Figure content listings
****************

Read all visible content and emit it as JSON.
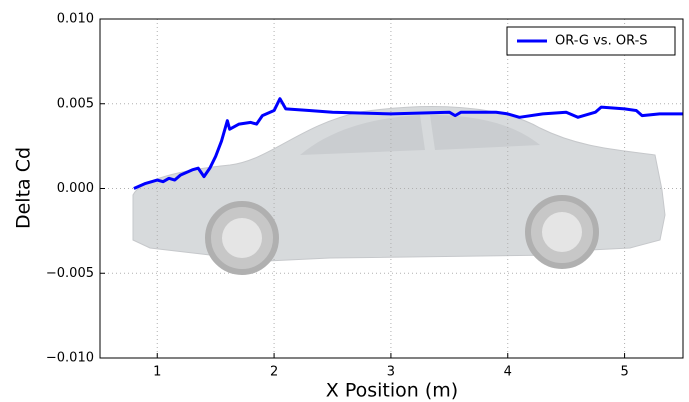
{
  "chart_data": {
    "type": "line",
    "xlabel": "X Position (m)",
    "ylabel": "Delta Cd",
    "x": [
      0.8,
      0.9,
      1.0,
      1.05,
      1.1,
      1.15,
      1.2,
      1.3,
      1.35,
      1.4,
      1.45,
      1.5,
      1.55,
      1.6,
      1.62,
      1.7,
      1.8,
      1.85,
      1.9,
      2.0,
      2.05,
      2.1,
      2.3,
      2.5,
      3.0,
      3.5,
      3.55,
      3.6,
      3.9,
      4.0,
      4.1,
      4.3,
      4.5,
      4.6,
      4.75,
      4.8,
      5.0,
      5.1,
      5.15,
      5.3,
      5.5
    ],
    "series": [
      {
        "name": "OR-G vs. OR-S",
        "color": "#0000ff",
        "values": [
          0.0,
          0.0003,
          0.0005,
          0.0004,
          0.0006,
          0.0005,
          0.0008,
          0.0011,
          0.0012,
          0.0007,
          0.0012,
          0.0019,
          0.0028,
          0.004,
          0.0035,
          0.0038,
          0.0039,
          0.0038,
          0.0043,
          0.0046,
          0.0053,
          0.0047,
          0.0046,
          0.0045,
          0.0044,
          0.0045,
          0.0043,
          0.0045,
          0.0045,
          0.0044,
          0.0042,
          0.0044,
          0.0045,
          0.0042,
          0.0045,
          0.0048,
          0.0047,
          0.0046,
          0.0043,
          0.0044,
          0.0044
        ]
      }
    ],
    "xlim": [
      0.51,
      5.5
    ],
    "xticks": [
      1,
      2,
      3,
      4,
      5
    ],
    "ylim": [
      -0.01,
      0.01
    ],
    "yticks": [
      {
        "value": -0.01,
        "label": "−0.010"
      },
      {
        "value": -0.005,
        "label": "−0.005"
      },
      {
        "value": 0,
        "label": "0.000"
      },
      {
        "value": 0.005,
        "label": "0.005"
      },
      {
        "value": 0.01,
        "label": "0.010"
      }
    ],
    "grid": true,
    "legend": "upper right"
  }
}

****************

# [Exercise goal]
Set down the material exactly, every line of it, except for the pictures.

# [Response for this exercise]
Read all visible content and emit it as JSON.
{
  "chart_data": {
    "type": "line",
    "xlabel": "X Position (m)",
    "ylabel": "Delta Cd",
    "x": [
      0.8,
      0.9,
      1.0,
      1.05,
      1.1,
      1.15,
      1.2,
      1.3,
      1.35,
      1.4,
      1.45,
      1.5,
      1.55,
      1.6,
      1.62,
      1.7,
      1.8,
      1.85,
      1.9,
      2.0,
      2.05,
      2.1,
      2.3,
      2.5,
      3.0,
      3.5,
      3.55,
      3.6,
      3.9,
      4.0,
      4.1,
      4.3,
      4.5,
      4.6,
      4.75,
      4.8,
      5.0,
      5.1,
      5.15,
      5.3,
      5.5
    ],
    "series": [
      {
        "name": "OR-G vs. OR-S",
        "color": "#0000ff",
        "values": [
          0.0,
          0.0003,
          0.0005,
          0.0004,
          0.0006,
          0.0005,
          0.0008,
          0.0011,
          0.0012,
          0.0007,
          0.0012,
          0.0019,
          0.0028,
          0.004,
          0.0035,
          0.0038,
          0.0039,
          0.0038,
          0.0043,
          0.0046,
          0.0053,
          0.0047,
          0.0046,
          0.0045,
          0.0044,
          0.0045,
          0.0043,
          0.0045,
          0.0045,
          0.0044,
          0.0042,
          0.0044,
          0.0045,
          0.0042,
          0.0045,
          0.0048,
          0.0047,
          0.0046,
          0.0043,
          0.0044,
          0.0044
        ]
      }
    ],
    "xlim": [
      0.51,
      5.5
    ],
    "xticks": [
      1,
      2,
      3,
      4,
      5
    ],
    "ylim": [
      -0.01,
      0.01
    ],
    "yticks": [
      {
        "value": -0.01,
        "label": "−0.010"
      },
      {
        "value": -0.005,
        "label": "−0.005"
      },
      {
        "value": 0,
        "label": "0.000"
      },
      {
        "value": 0.005,
        "label": "0.005"
      },
      {
        "value": 0.01,
        "label": "0.010"
      }
    ],
    "grid": true,
    "legend": "upper right"
  }
}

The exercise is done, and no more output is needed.